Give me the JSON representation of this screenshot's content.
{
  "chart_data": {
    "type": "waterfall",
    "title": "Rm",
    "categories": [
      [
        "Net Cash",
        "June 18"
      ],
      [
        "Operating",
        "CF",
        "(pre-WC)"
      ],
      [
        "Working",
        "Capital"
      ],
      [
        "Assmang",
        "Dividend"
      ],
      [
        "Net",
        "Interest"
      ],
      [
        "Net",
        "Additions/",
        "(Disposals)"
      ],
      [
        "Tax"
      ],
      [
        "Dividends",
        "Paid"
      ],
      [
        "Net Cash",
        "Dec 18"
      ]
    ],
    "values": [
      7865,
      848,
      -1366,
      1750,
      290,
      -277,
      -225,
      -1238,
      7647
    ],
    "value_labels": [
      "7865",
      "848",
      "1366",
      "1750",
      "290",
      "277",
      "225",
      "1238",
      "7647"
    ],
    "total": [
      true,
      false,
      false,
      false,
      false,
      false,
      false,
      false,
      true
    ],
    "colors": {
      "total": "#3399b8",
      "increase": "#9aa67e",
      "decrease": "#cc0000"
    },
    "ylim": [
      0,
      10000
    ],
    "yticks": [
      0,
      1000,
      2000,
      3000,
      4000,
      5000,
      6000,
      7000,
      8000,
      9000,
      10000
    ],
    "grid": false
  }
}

┄┄┄┄┄┄

*Task requirements:* Retype every entry above, word for word.

*Answer below:*
Give me the JSON representation of this screenshot's content.
{
  "chart_data": {
    "type": "waterfall",
    "title": "Rm",
    "categories": [
      [
        "Net Cash",
        "June 18"
      ],
      [
        "Operating",
        "CF",
        "(pre-WC)"
      ],
      [
        "Working",
        "Capital"
      ],
      [
        "Assmang",
        "Dividend"
      ],
      [
        "Net",
        "Interest"
      ],
      [
        "Net",
        "Additions/",
        "(Disposals)"
      ],
      [
        "Tax"
      ],
      [
        "Dividends",
        "Paid"
      ],
      [
        "Net Cash",
        "Dec 18"
      ]
    ],
    "values": [
      7865,
      848,
      -1366,
      1750,
      290,
      -277,
      -225,
      -1238,
      7647
    ],
    "value_labels": [
      "7865",
      "848",
      "1366",
      "1750",
      "290",
      "277",
      "225",
      "1238",
      "7647"
    ],
    "total": [
      true,
      false,
      false,
      false,
      false,
      false,
      false,
      false,
      true
    ],
    "colors": {
      "total": "#3399b8",
      "increase": "#9aa67e",
      "decrease": "#cc0000"
    },
    "ylim": [
      0,
      10000
    ],
    "yticks": [
      0,
      1000,
      2000,
      3000,
      4000,
      5000,
      6000,
      7000,
      8000,
      9000,
      10000
    ],
    "grid": false
  }
}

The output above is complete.